Aim of the exercise:
Look through the listing below and give the number of lines that hold "увековечения". Say nothing more.

[Collected data]
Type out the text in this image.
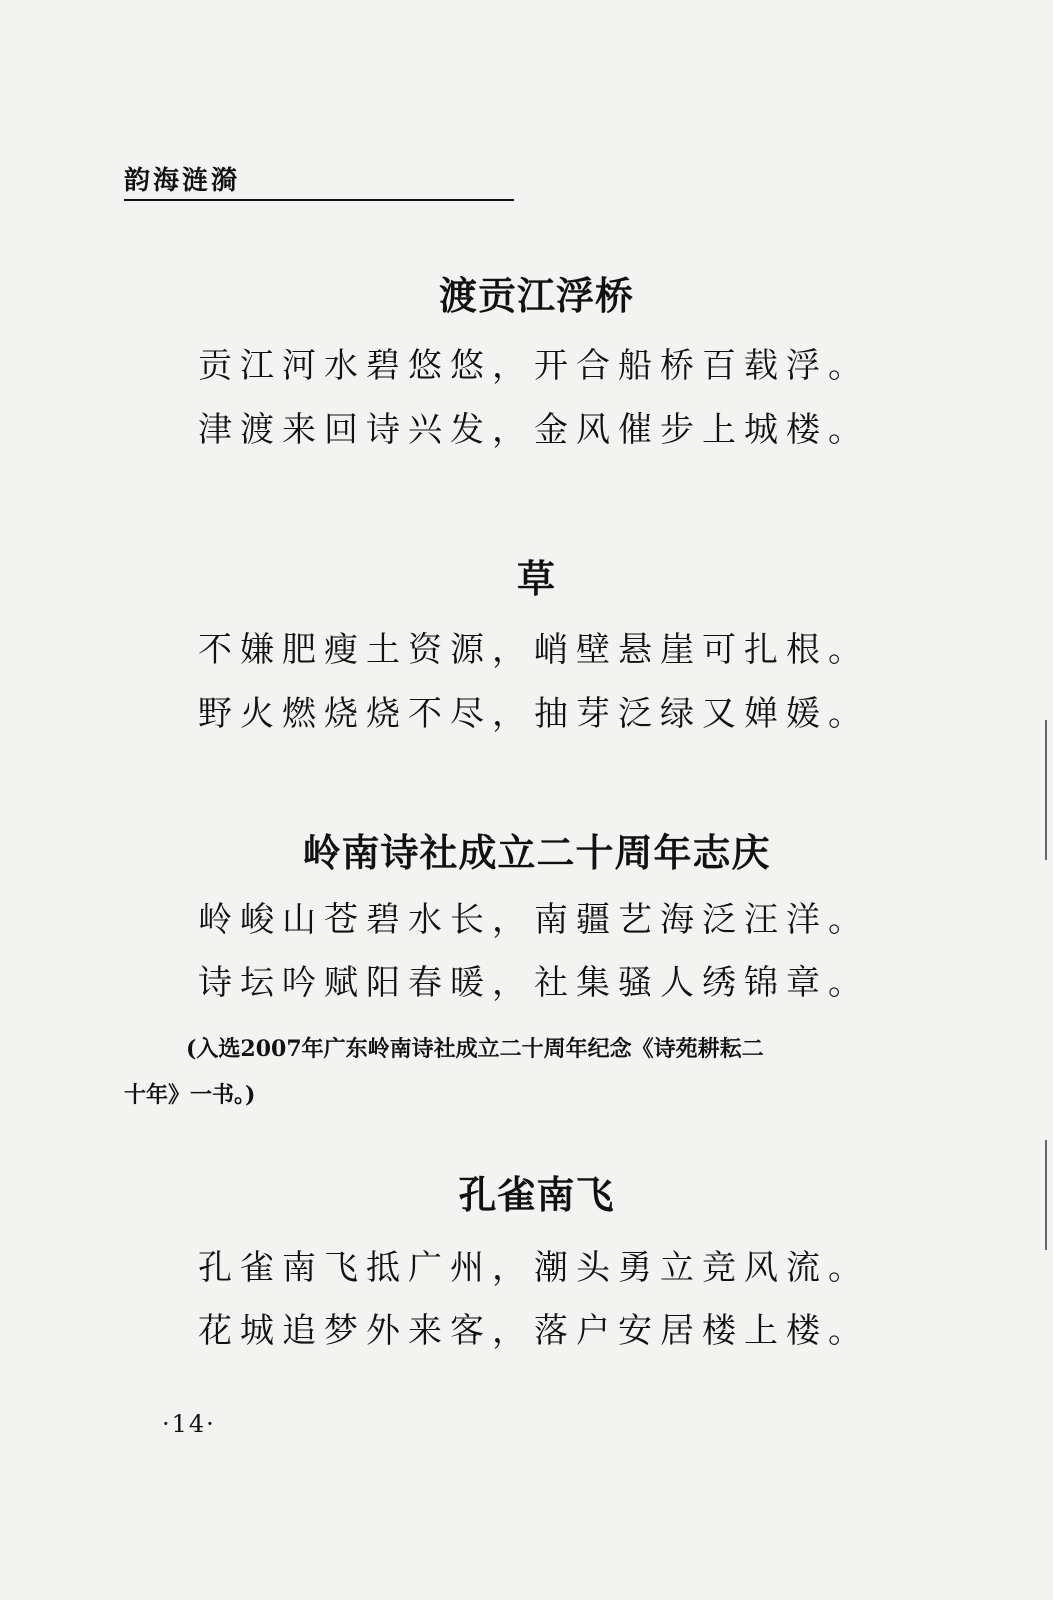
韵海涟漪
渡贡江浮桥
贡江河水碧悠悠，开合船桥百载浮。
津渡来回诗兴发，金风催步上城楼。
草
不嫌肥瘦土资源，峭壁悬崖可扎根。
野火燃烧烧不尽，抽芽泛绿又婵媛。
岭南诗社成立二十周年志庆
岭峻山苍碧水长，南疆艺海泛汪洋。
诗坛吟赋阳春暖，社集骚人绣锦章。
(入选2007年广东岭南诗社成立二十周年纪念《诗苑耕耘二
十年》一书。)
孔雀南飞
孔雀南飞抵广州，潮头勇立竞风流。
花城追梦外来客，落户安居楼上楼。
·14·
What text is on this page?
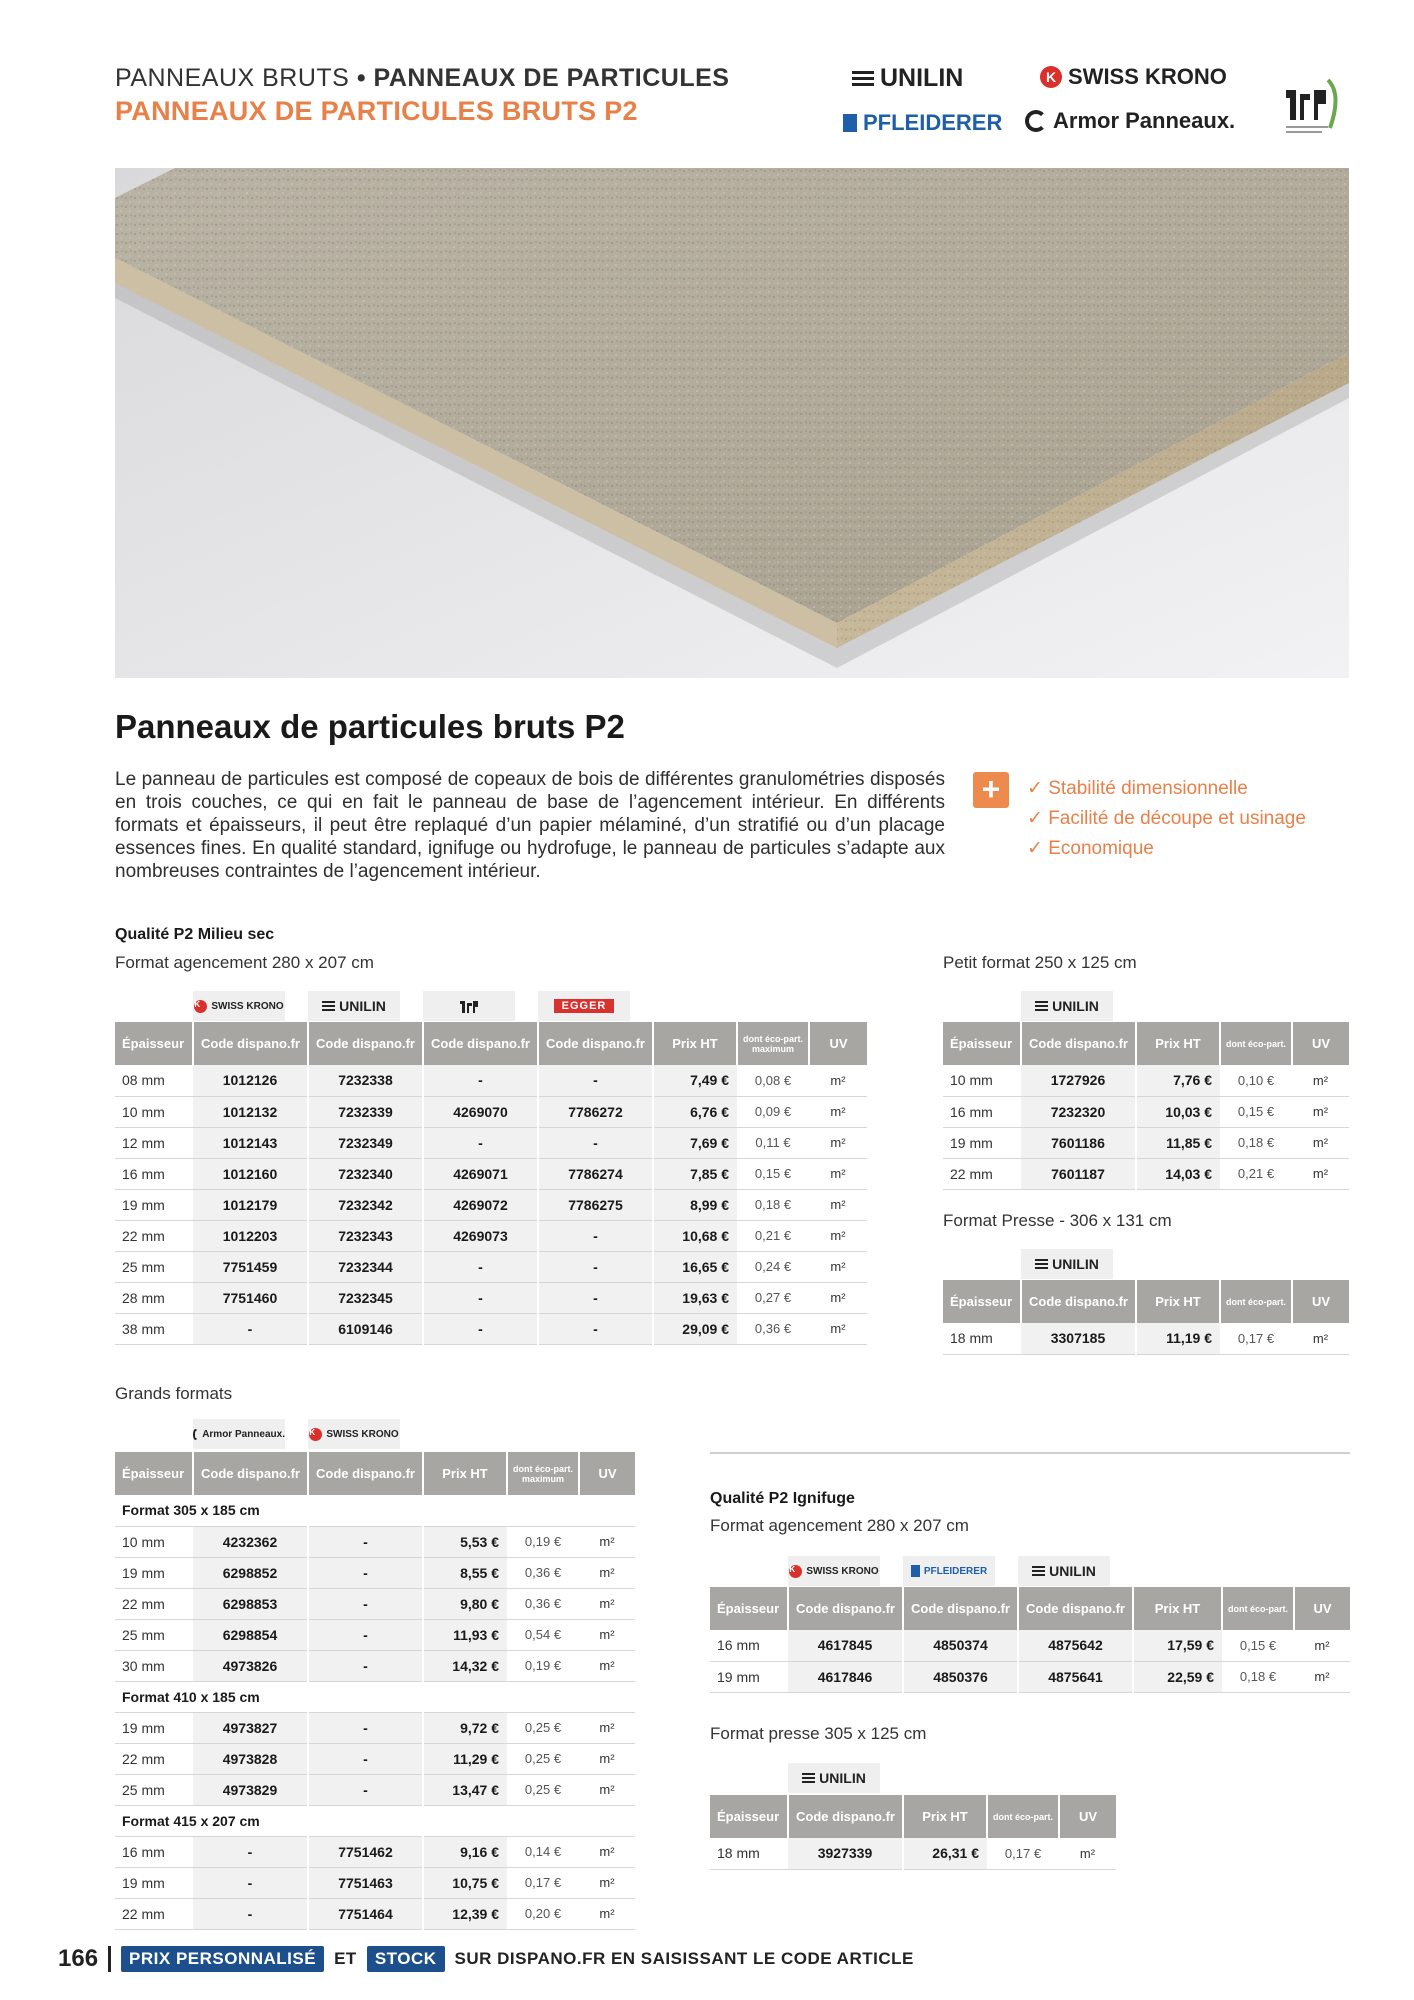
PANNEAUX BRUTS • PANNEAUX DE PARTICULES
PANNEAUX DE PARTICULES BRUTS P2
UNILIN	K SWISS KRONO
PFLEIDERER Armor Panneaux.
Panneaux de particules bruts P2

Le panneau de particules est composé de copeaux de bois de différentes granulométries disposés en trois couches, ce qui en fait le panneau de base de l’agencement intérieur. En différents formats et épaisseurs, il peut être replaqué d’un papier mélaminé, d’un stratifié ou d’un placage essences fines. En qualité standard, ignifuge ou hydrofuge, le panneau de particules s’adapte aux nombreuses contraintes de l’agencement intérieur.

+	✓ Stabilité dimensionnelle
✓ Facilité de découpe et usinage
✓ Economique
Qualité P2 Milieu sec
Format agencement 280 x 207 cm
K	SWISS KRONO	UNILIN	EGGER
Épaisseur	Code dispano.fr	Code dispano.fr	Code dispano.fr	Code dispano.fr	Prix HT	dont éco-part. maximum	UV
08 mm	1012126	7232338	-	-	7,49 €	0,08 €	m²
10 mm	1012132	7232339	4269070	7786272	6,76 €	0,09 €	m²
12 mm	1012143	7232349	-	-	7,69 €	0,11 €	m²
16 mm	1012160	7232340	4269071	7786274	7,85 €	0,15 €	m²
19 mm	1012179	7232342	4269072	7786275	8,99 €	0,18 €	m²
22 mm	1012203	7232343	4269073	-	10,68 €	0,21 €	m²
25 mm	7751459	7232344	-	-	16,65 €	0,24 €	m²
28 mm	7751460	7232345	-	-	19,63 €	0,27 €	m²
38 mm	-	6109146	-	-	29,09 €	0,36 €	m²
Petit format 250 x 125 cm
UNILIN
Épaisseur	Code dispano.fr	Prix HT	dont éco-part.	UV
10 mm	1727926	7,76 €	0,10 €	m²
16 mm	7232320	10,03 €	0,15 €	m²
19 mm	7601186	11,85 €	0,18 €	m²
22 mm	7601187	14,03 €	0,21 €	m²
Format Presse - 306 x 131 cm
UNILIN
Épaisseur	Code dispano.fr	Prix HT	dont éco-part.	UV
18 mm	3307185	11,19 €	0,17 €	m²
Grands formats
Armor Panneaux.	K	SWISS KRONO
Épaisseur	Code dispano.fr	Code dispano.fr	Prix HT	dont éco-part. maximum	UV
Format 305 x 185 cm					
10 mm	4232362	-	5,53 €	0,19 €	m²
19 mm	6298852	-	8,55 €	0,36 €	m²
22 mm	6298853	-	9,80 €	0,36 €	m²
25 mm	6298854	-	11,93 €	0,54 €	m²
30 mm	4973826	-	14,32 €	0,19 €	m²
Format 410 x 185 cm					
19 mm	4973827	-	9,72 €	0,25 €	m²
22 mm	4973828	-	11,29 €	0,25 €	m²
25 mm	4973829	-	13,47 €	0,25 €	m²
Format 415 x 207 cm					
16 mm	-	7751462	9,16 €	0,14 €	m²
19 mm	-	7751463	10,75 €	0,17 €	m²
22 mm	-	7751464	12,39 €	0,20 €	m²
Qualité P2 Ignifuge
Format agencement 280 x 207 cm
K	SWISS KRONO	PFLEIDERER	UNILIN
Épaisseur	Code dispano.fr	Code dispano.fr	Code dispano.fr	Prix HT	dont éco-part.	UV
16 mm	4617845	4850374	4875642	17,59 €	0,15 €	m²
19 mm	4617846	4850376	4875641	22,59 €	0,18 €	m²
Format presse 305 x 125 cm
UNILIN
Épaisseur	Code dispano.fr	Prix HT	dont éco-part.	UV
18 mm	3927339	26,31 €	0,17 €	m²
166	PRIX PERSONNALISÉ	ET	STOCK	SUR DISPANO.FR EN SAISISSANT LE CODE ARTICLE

==

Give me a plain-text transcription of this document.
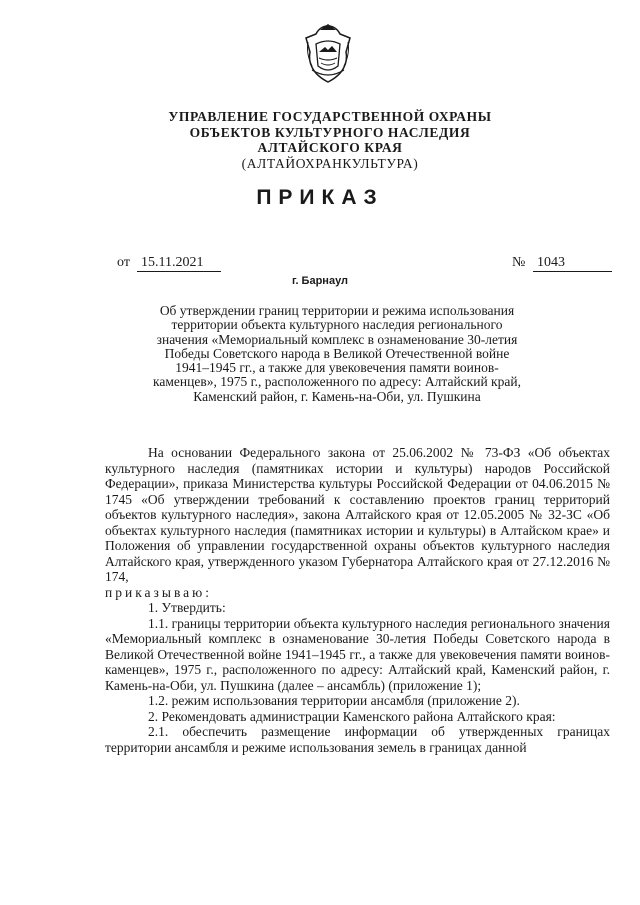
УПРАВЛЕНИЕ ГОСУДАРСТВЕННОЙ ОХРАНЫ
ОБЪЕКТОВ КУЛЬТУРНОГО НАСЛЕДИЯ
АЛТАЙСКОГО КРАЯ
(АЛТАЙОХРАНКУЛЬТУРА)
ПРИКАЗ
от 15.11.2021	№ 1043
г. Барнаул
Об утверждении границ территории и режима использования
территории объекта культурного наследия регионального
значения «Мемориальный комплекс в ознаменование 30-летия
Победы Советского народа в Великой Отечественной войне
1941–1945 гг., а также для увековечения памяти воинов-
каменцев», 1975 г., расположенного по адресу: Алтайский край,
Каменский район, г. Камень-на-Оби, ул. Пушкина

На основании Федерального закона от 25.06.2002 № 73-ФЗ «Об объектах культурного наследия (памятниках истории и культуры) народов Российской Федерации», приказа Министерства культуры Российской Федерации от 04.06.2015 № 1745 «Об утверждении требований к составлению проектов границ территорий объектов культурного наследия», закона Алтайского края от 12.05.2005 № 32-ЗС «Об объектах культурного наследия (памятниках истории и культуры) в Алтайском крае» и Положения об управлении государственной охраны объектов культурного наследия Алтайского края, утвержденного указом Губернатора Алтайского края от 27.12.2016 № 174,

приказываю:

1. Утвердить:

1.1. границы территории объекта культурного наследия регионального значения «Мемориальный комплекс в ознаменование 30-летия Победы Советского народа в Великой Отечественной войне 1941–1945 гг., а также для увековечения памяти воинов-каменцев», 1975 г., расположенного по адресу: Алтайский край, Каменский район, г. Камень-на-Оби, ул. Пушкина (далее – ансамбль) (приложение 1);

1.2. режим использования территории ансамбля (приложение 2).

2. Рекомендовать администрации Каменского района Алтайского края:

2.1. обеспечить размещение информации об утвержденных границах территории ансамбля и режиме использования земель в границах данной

...

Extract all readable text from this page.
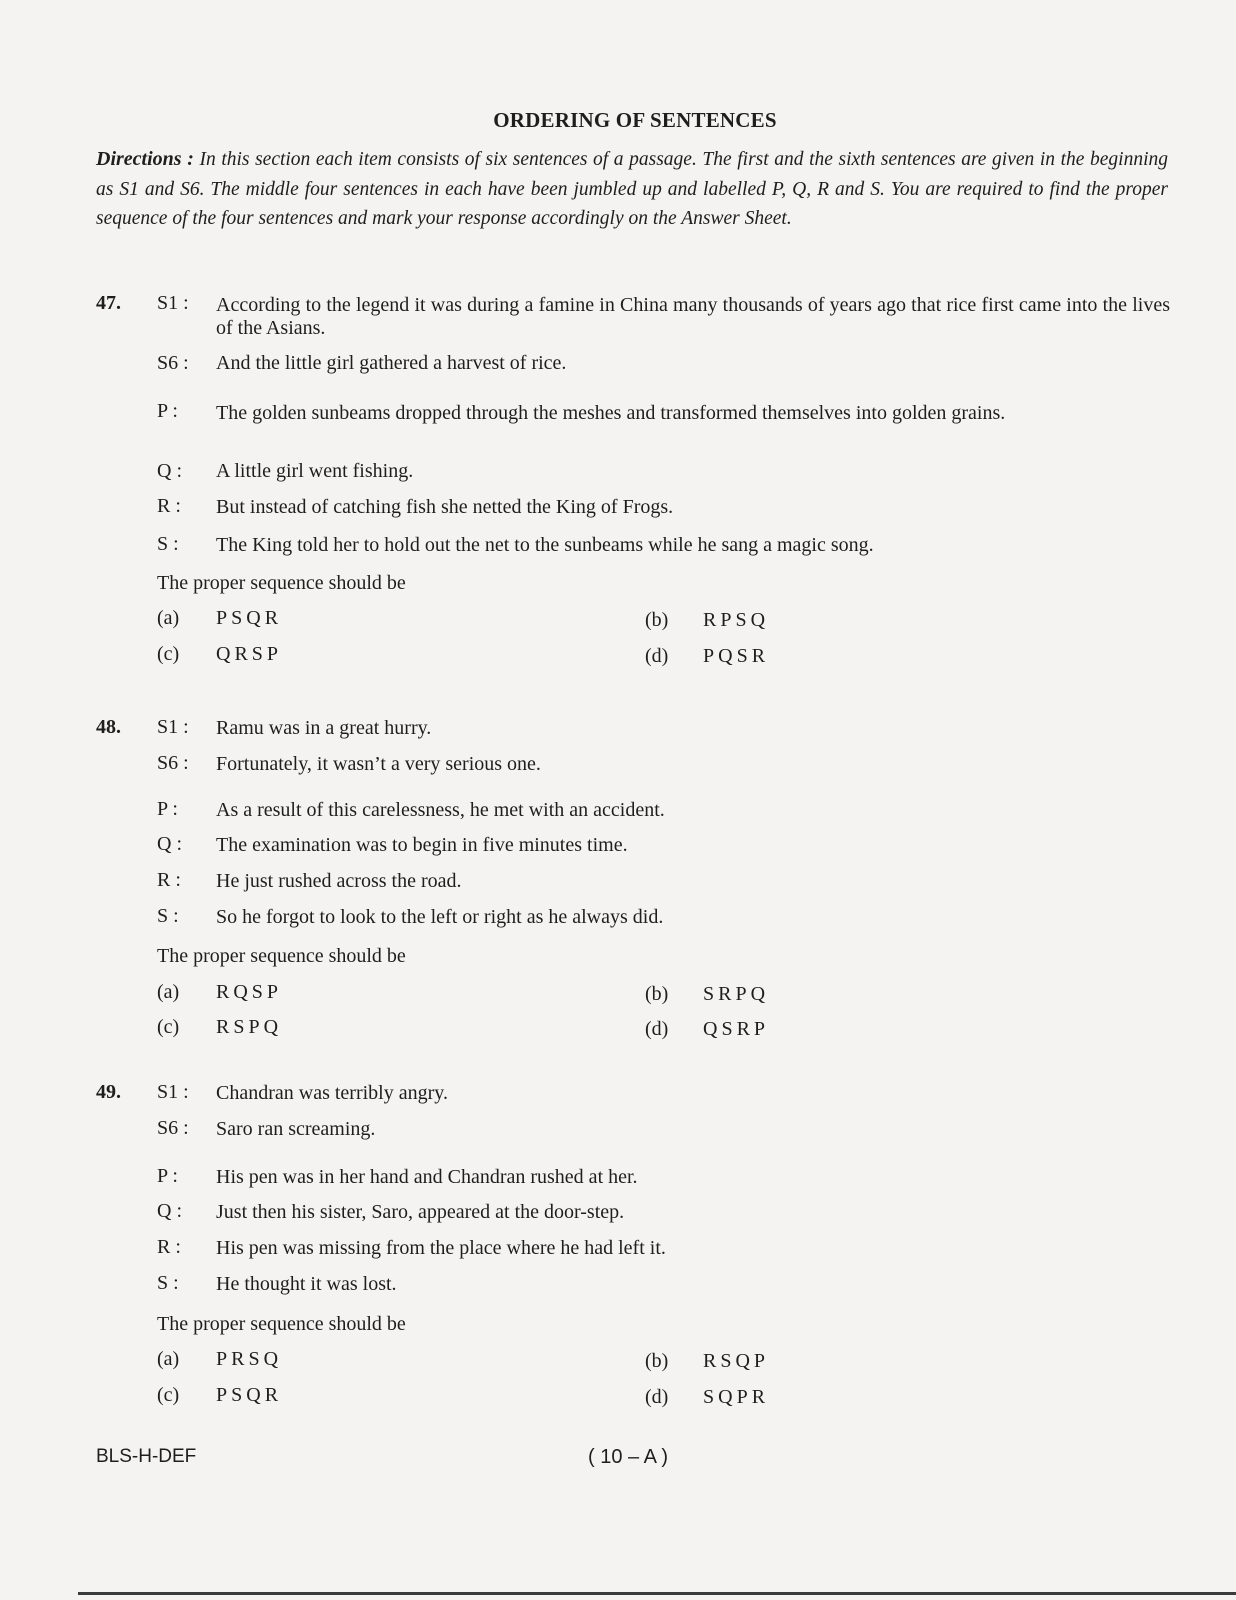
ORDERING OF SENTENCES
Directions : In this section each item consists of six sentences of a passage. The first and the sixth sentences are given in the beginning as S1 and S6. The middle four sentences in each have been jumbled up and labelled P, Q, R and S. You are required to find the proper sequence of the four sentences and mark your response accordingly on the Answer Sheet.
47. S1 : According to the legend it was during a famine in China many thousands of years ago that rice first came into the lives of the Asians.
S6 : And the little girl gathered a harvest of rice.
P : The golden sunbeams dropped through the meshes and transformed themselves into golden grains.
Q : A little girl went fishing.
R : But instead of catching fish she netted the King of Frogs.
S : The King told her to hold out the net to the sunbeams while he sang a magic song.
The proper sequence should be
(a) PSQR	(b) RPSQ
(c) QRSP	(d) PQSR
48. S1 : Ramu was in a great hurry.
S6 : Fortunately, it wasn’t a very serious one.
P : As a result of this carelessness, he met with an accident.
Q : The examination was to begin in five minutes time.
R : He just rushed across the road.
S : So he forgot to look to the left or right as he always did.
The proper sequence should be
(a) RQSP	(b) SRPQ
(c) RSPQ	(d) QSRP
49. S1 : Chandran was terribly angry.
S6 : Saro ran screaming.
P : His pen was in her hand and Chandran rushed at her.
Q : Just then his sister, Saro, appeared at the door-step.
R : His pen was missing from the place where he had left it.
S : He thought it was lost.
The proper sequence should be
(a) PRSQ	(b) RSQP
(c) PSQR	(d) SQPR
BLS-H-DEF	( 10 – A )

Complete output:
2